* [Objective]:
Wherever the word "Country" shows up in a line, please copy that line.

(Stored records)

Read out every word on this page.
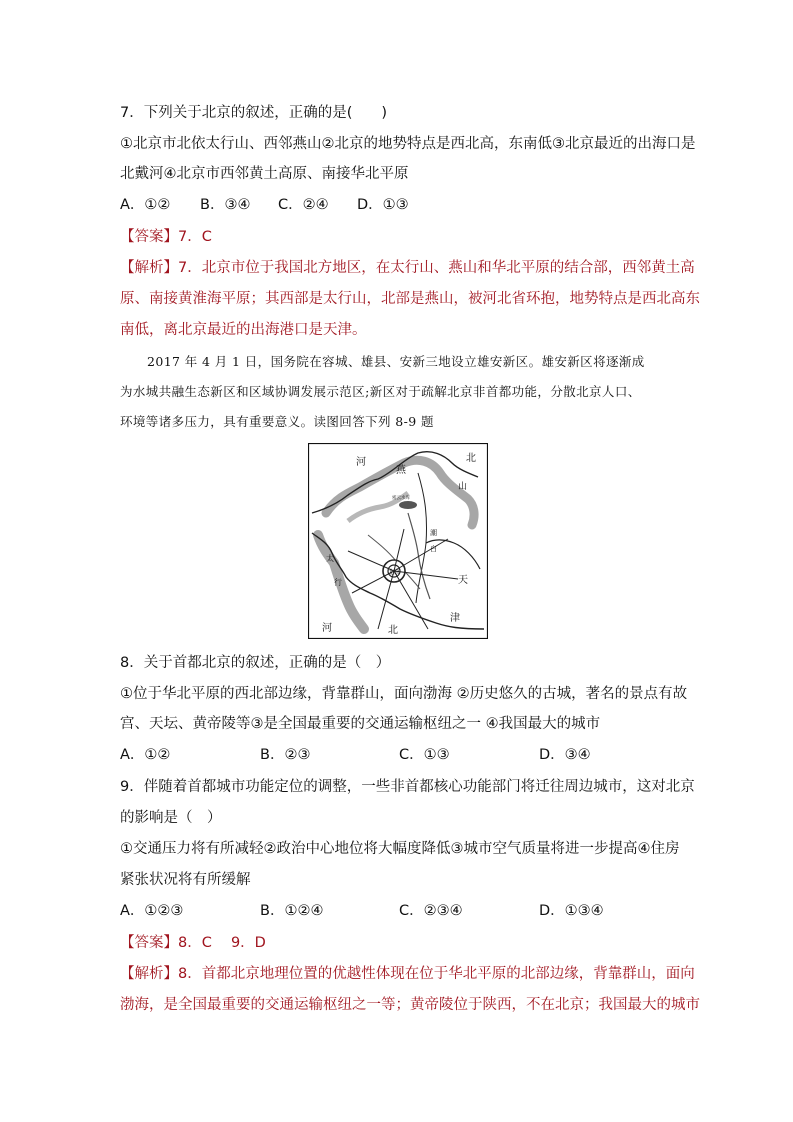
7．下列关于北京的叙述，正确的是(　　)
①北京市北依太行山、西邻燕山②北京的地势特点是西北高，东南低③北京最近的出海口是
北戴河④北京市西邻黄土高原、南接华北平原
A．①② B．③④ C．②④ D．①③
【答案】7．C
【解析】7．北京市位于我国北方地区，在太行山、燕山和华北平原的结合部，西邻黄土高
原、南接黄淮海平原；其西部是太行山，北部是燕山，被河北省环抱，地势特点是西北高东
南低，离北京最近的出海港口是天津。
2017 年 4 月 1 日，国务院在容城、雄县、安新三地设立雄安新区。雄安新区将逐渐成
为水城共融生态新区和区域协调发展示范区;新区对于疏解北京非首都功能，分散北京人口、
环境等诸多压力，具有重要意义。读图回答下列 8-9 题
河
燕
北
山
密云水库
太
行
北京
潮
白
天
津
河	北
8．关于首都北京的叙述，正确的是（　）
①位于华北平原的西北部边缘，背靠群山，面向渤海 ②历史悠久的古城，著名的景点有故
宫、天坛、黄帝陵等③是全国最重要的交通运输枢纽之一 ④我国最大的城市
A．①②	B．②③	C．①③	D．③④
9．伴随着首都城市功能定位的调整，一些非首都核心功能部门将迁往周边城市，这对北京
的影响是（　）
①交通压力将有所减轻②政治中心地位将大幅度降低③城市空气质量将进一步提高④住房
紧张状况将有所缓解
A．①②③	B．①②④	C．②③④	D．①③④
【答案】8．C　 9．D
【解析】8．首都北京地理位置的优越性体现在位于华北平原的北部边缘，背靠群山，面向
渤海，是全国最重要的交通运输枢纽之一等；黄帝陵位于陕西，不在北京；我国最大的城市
--
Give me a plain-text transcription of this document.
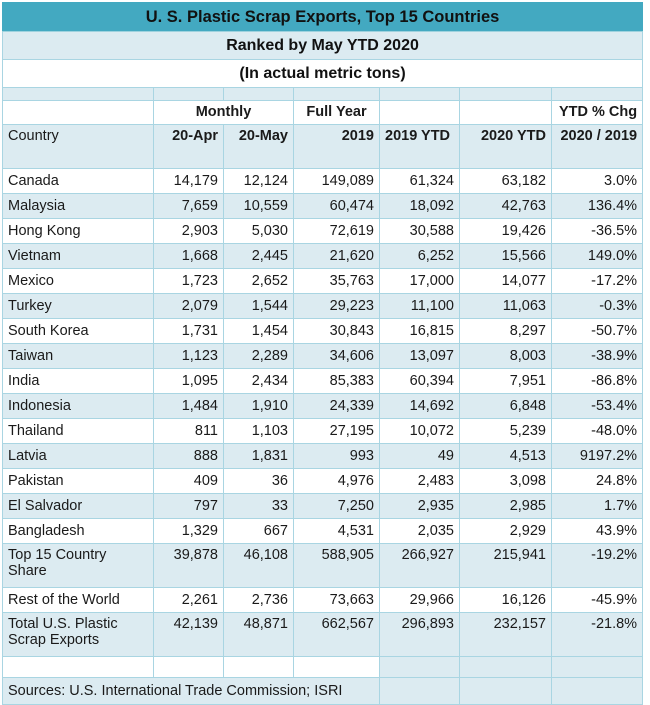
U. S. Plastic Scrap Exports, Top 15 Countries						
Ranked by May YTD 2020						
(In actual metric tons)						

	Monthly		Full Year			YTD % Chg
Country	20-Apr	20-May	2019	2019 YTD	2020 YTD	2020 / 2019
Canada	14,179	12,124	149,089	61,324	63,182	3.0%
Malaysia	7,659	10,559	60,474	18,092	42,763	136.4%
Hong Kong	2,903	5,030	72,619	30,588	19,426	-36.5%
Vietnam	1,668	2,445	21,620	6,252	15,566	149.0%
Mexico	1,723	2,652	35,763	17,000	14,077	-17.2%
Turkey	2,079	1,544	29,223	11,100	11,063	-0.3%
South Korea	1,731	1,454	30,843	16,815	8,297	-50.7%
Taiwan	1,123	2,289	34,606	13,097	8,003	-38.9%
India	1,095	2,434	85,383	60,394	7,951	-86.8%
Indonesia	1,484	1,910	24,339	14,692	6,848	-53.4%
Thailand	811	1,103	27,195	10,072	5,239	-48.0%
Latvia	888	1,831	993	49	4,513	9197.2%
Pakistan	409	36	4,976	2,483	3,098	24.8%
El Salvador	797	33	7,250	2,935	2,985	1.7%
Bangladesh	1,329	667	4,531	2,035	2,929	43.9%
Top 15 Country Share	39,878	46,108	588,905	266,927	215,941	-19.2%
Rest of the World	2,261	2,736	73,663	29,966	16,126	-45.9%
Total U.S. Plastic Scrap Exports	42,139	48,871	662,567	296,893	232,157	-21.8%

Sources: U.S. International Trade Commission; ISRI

* [Exercise answer]:
Country	20-Apr	20-May	2019	2019 YTD	2020 YTD	2020 / 2019
Top 15 Country Share	39,878	46,108	588,905	266,927	215,941	-19.2%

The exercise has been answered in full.